[Begin]
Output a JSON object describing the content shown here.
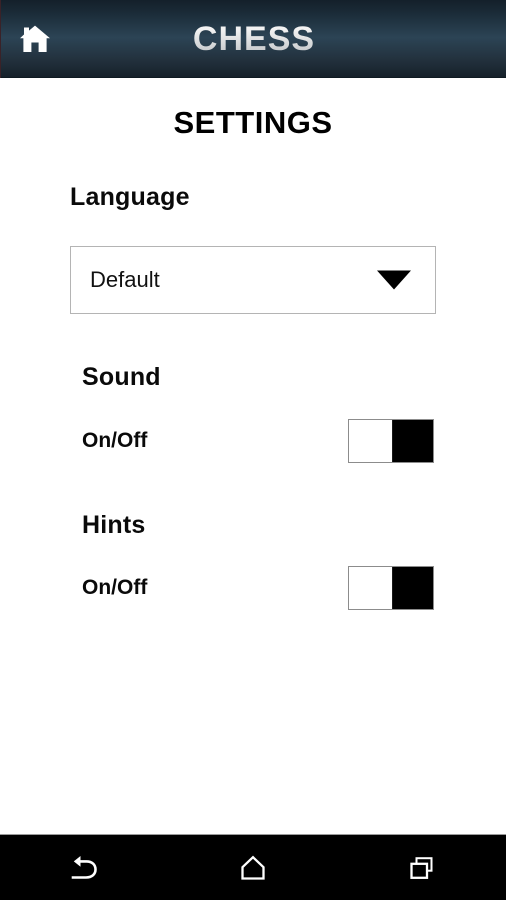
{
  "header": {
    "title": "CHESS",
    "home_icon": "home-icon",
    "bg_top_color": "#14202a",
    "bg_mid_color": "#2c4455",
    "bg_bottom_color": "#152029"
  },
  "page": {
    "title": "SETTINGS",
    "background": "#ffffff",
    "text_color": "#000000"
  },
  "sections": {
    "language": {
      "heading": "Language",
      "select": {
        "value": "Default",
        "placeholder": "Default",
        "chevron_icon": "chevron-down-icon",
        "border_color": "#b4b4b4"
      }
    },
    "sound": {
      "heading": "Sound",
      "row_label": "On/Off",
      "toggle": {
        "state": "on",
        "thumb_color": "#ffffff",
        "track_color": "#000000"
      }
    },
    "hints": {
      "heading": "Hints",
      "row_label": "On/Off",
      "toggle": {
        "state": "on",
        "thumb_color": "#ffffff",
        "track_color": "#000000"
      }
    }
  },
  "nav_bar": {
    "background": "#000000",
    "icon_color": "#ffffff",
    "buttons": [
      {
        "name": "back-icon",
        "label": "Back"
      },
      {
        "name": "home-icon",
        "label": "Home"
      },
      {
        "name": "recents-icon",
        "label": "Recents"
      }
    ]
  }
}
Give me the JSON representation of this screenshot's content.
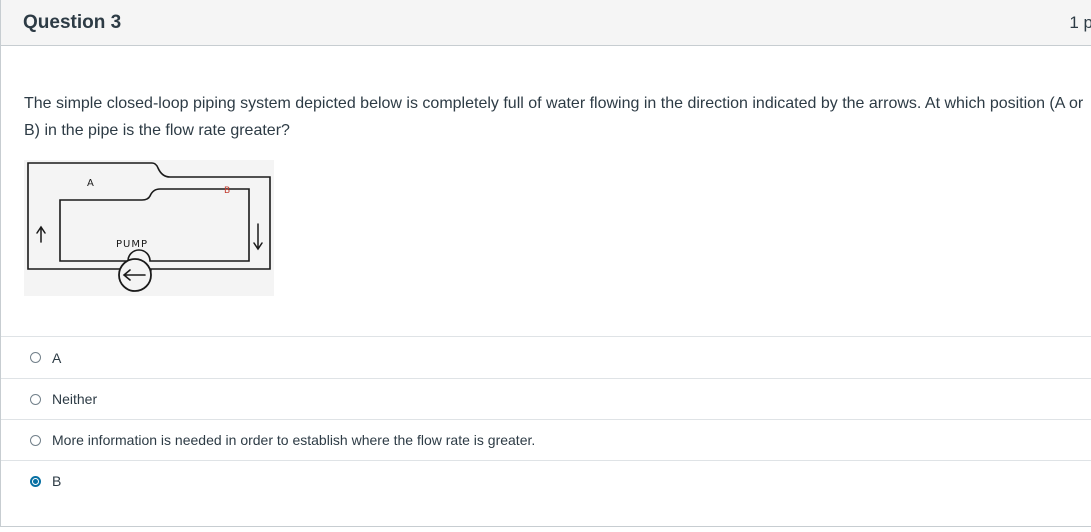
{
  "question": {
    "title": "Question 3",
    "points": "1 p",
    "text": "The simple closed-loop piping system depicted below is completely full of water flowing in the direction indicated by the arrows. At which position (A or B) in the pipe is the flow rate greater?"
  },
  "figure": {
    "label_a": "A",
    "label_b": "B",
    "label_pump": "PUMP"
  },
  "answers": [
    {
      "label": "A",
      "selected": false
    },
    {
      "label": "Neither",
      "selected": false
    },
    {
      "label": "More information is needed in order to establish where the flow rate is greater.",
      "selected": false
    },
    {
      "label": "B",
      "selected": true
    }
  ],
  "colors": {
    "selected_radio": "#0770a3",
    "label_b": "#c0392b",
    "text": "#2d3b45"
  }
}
[End]
Transcribe the whole listing exactly. Pictures are excluded.

Output a JSON object describing the content shown here.
{
  "header": {
    "title": "CHESS",
    "home_icon": "home-icon",
    "bg_top_color": "#14202a",
    "bg_mid_color": "#2c4455",
    "bg_bottom_color": "#152029"
  },
  "page": {
    "title": "SETTINGS",
    "background": "#ffffff",
    "text_color": "#000000"
  },
  "sections": {
    "language": {
      "heading": "Language",
      "select": {
        "value": "Default",
        "placeholder": "Default",
        "chevron_icon": "chevron-down-icon",
        "border_color": "#b4b4b4"
      }
    },
    "sound": {
      "heading": "Sound",
      "row_label": "On/Off",
      "toggle": {
        "state": "on",
        "thumb_color": "#ffffff",
        "track_color": "#000000"
      }
    },
    "hints": {
      "heading": "Hints",
      "row_label": "On/Off",
      "toggle": {
        "state": "on",
        "thumb_color": "#ffffff",
        "track_color": "#000000"
      }
    }
  },
  "nav_bar": {
    "background": "#000000",
    "icon_color": "#ffffff",
    "buttons": [
      {
        "name": "back-icon",
        "label": "Back"
      },
      {
        "name": "home-icon",
        "label": "Home"
      },
      {
        "name": "recents-icon",
        "label": "Recents"
      }
    ]
  }
}
Give me the JSON representation of this screenshot's content.
{
  "question": {
    "title": "Question 3",
    "points": "1 p",
    "text": "The simple closed-loop piping system depicted below is completely full of water flowing in the direction indicated by the arrows. At which position (A or B) in the pipe is the flow rate greater?"
  },
  "figure": {
    "label_a": "A",
    "label_b": "B",
    "label_pump": "PUMP"
  },
  "answers": [
    {
      "label": "A",
      "selected": false
    },
    {
      "label": "Neither",
      "selected": false
    },
    {
      "label": "More information is needed in order to establish where the flow rate is greater.",
      "selected": false
    },
    {
      "label": "B",
      "selected": true
    }
  ],
  "colors": {
    "selected_radio": "#0770a3",
    "label_b": "#c0392b",
    "text": "#2d3b45"
  }
}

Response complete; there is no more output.